:: DIRECTIVE ::
Go over the entries below line by line, copying each one that contains the word "不正确的一项是".

:: RECORDS SHOWN ::
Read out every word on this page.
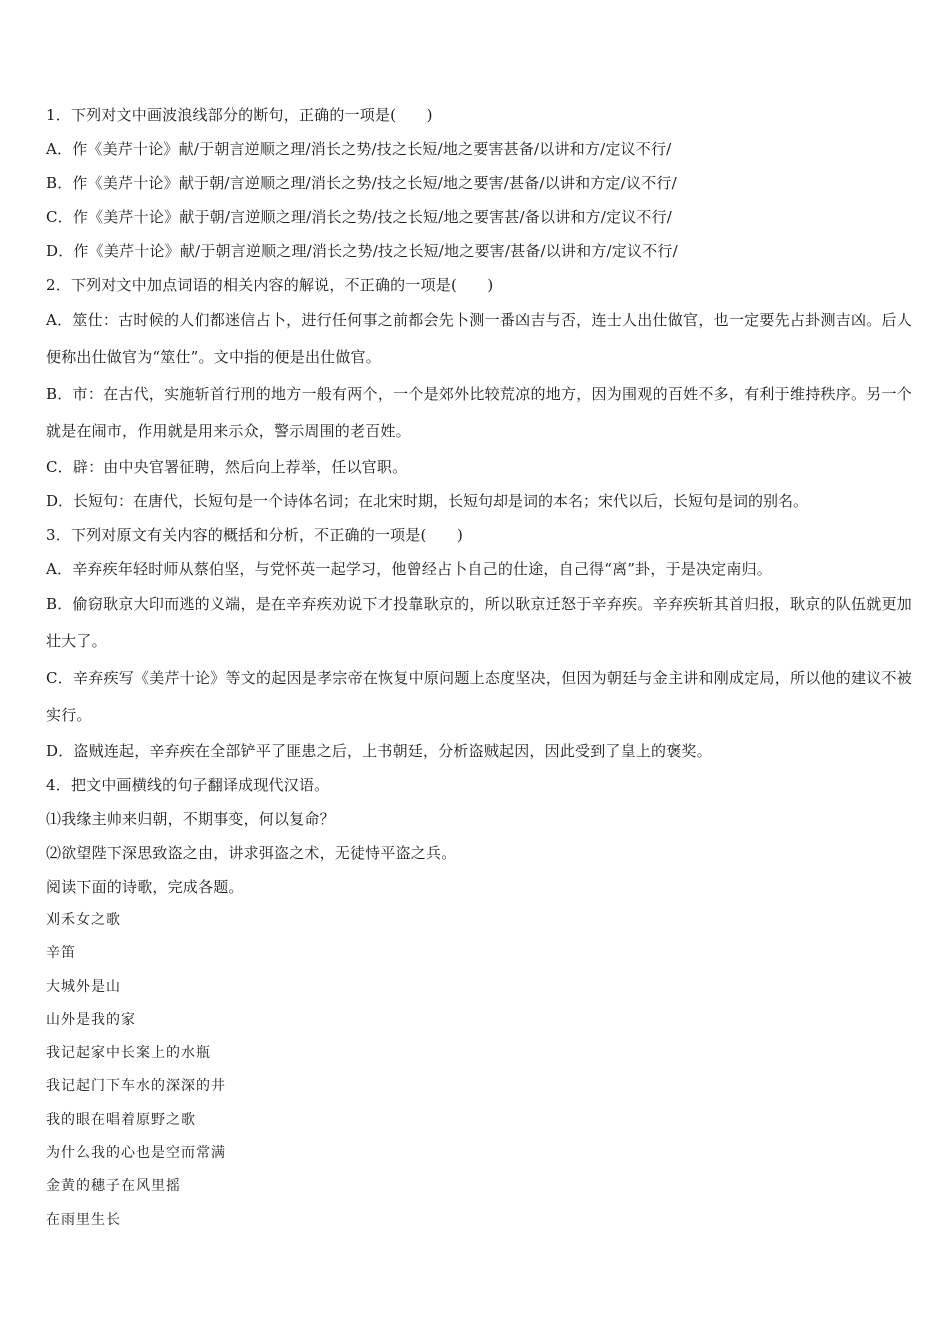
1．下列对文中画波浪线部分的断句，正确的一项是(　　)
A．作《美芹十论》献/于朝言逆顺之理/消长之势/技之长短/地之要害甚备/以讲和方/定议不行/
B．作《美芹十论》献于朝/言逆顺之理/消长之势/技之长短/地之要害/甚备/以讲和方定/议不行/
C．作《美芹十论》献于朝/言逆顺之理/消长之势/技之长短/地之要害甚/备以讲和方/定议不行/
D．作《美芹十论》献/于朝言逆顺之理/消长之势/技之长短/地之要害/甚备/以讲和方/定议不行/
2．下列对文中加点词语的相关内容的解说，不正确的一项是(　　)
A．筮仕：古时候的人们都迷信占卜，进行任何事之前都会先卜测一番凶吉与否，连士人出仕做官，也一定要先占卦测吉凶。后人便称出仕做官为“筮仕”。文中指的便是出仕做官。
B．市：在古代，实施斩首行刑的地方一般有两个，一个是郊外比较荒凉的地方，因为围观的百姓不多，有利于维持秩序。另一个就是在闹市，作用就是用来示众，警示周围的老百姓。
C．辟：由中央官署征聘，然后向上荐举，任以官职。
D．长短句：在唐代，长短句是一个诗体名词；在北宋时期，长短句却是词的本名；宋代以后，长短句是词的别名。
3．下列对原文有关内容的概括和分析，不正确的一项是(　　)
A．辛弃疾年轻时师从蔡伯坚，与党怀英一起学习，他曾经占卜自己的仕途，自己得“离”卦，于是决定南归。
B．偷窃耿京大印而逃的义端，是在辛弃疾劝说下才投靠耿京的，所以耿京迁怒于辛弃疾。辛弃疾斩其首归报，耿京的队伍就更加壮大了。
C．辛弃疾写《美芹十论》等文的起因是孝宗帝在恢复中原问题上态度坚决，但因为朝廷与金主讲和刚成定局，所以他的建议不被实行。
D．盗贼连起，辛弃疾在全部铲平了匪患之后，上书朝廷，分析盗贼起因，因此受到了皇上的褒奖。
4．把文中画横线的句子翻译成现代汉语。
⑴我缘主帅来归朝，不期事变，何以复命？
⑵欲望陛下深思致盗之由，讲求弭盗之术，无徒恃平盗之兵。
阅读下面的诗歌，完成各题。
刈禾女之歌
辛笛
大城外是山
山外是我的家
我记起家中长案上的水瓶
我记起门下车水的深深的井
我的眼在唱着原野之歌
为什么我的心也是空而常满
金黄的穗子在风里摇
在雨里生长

:: EXPECTED ANSWER ::
2．下列对文中加点词语的相关内容的解说，不正确的一项是(　　)
3．下列对原文有关内容的概括和分析，不正确的一项是(　　)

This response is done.